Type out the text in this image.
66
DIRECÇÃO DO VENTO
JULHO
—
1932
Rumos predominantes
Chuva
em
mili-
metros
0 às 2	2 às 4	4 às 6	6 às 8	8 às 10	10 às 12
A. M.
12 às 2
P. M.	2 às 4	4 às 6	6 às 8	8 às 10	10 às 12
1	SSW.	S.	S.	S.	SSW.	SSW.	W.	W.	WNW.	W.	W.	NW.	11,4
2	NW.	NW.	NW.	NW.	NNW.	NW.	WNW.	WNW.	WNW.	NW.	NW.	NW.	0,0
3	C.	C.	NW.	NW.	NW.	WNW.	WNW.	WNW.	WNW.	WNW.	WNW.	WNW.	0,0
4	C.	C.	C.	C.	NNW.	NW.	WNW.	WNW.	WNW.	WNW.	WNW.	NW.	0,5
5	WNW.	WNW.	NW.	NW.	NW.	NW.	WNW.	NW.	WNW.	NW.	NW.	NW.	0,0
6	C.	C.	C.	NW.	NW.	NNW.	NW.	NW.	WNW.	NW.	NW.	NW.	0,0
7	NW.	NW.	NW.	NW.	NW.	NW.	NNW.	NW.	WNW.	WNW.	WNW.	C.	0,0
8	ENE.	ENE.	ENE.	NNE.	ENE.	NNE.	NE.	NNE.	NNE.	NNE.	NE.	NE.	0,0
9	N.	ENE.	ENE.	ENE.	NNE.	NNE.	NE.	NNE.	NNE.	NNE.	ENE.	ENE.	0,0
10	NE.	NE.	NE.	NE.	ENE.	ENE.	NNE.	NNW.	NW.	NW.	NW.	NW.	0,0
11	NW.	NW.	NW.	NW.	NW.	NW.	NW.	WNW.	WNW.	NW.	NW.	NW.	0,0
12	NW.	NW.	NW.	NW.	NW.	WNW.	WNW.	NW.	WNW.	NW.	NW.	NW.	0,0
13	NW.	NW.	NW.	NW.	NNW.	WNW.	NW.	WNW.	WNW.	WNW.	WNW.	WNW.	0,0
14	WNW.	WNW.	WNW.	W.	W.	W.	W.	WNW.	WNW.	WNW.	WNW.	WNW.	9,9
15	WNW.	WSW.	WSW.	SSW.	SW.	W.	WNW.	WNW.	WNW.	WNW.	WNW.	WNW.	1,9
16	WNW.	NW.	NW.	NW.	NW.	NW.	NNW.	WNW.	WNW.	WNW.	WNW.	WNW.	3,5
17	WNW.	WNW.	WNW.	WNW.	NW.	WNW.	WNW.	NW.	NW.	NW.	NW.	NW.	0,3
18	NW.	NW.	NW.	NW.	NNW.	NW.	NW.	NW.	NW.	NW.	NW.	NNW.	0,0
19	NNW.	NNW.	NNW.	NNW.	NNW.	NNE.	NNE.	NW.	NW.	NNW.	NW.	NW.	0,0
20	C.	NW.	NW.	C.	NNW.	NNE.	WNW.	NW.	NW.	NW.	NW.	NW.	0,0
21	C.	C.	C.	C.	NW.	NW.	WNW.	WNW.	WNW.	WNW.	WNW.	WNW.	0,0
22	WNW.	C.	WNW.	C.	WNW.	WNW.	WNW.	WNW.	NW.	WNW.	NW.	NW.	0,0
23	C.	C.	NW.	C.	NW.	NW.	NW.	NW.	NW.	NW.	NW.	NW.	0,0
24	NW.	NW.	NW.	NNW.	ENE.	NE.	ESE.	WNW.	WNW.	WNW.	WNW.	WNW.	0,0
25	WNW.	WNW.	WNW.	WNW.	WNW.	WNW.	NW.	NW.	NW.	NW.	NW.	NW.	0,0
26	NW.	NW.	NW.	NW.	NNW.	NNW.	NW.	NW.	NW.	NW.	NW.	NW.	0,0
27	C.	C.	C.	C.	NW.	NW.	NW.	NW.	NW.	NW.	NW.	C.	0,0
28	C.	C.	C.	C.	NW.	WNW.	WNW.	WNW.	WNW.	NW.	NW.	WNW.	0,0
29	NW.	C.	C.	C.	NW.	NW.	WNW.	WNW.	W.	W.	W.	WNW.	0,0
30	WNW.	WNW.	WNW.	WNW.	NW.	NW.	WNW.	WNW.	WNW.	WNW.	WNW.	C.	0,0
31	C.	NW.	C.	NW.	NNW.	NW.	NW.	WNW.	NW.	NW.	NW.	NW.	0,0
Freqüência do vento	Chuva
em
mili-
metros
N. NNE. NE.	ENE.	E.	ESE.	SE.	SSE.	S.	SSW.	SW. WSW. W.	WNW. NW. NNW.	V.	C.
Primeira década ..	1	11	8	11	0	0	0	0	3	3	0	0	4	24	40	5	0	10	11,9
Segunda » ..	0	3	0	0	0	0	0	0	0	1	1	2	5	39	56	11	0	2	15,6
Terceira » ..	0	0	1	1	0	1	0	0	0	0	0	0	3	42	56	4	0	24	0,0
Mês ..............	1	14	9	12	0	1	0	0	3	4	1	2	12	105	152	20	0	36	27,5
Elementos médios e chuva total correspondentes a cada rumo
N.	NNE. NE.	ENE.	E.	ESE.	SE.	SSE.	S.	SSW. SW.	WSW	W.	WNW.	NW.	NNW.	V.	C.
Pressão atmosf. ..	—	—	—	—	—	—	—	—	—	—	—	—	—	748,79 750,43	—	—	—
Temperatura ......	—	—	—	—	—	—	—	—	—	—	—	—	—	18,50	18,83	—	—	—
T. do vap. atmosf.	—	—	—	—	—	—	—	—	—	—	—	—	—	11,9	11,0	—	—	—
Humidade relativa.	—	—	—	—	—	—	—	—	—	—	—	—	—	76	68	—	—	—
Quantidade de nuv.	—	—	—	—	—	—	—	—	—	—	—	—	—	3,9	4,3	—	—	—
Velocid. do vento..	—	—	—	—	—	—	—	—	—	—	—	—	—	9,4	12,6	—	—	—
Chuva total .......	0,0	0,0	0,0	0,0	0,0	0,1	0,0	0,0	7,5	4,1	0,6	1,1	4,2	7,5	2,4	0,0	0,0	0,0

### Set exercise
Lines that include the word "total" are to be extracted from the data above.

### Completed task
Elementos médios e chuva total correspondentes a cada rumo
Chuva total .......	0,0	0,0	0,0	0,0	0,0	0,1	0,0	0,0	7,5	4,1	0,6	1,1	4,2	7,5	2,4	0,0	0,0	0,0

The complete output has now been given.